::: Extracted records :::
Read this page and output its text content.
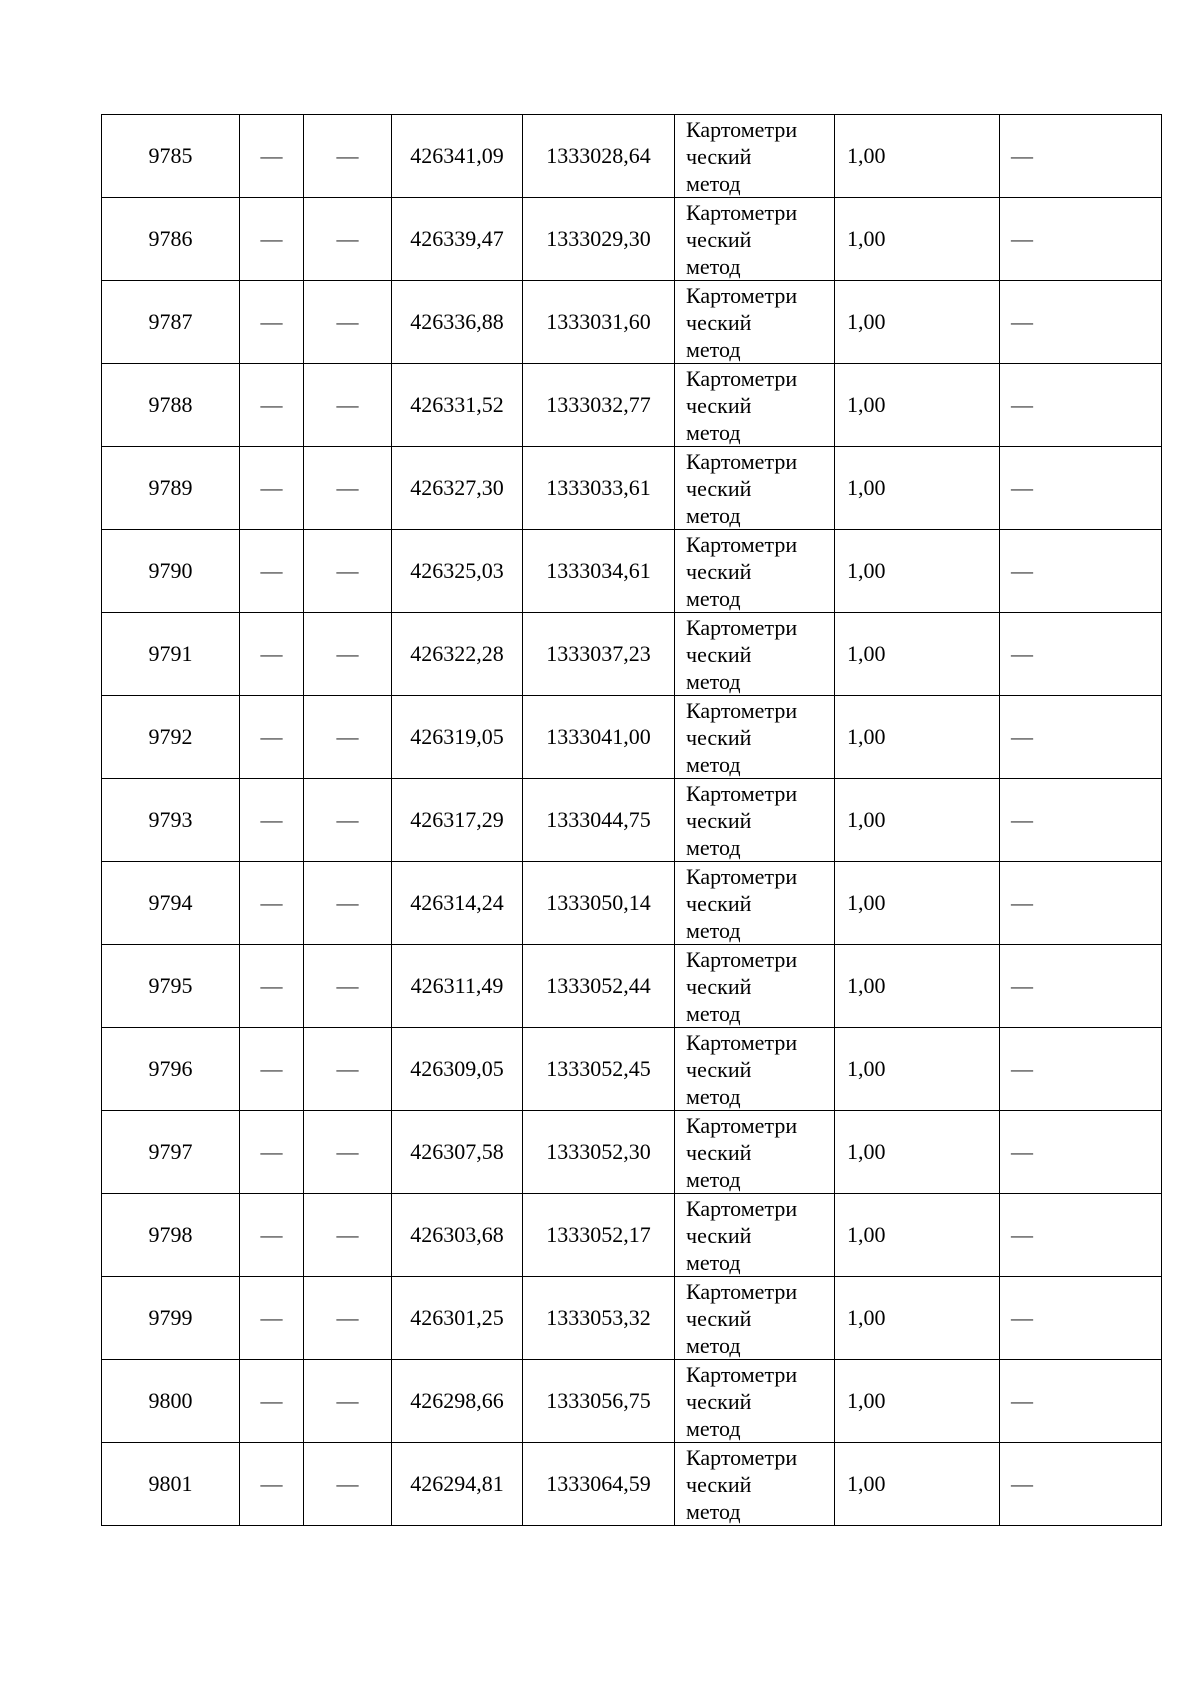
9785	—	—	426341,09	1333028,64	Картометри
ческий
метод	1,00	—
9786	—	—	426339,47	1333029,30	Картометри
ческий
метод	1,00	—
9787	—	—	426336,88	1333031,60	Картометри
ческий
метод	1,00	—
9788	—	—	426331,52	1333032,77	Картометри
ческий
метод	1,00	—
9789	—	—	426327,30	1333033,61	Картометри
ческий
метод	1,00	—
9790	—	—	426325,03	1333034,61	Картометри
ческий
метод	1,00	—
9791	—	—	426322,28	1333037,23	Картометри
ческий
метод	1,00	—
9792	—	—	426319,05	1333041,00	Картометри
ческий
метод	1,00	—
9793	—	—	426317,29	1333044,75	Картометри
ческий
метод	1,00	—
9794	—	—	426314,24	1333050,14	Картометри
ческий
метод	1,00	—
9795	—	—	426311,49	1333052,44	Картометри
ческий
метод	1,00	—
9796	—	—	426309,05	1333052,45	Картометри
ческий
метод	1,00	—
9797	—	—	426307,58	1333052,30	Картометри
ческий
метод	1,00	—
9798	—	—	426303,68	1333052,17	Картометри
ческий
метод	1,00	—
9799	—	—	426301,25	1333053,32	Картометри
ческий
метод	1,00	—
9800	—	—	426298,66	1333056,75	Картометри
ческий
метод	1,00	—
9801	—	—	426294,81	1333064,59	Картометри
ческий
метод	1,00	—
:::
Prompt:
Every line of text is to be repeated exactly; pictures are left out.

In response:
Read this page and output its text content.
9785	—	—	426341,09	1333028,64	Картометри
ческий
метод	1,00	—
9786	—	—	426339,47	1333029,30	Картометри
ческий
метод	1,00	—
9787	—	—	426336,88	1333031,60	Картометри
ческий
метод	1,00	—
9788	—	—	426331,52	1333032,77	Картометри
ческий
метод	1,00	—
9789	—	—	426327,30	1333033,61	Картометри
ческий
метод	1,00	—
9790	—	—	426325,03	1333034,61	Картометри
ческий
метод	1,00	—
9791	—	—	426322,28	1333037,23	Картометри
ческий
метод	1,00	—
9792	—	—	426319,05	1333041,00	Картометри
ческий
метод	1,00	—
9793	—	—	426317,29	1333044,75	Картометри
ческий
метод	1,00	—
9794	—	—	426314,24	1333050,14	Картометри
ческий
метод	1,00	—
9795	—	—	426311,49	1333052,44	Картометри
ческий
метод	1,00	—
9796	—	—	426309,05	1333052,45	Картометри
ческий
метод	1,00	—
9797	—	—	426307,58	1333052,30	Картометри
ческий
метод	1,00	—
9798	—	—	426303,68	1333052,17	Картометри
ческий
метод	1,00	—
9799	—	—	426301,25	1333053,32	Картометри
ческий
метод	1,00	—
9800	—	—	426298,66	1333056,75	Картометри
ческий
метод	1,00	—
9801	—	—	426294,81	1333064,59	Картометри
ческий
метод	1,00	—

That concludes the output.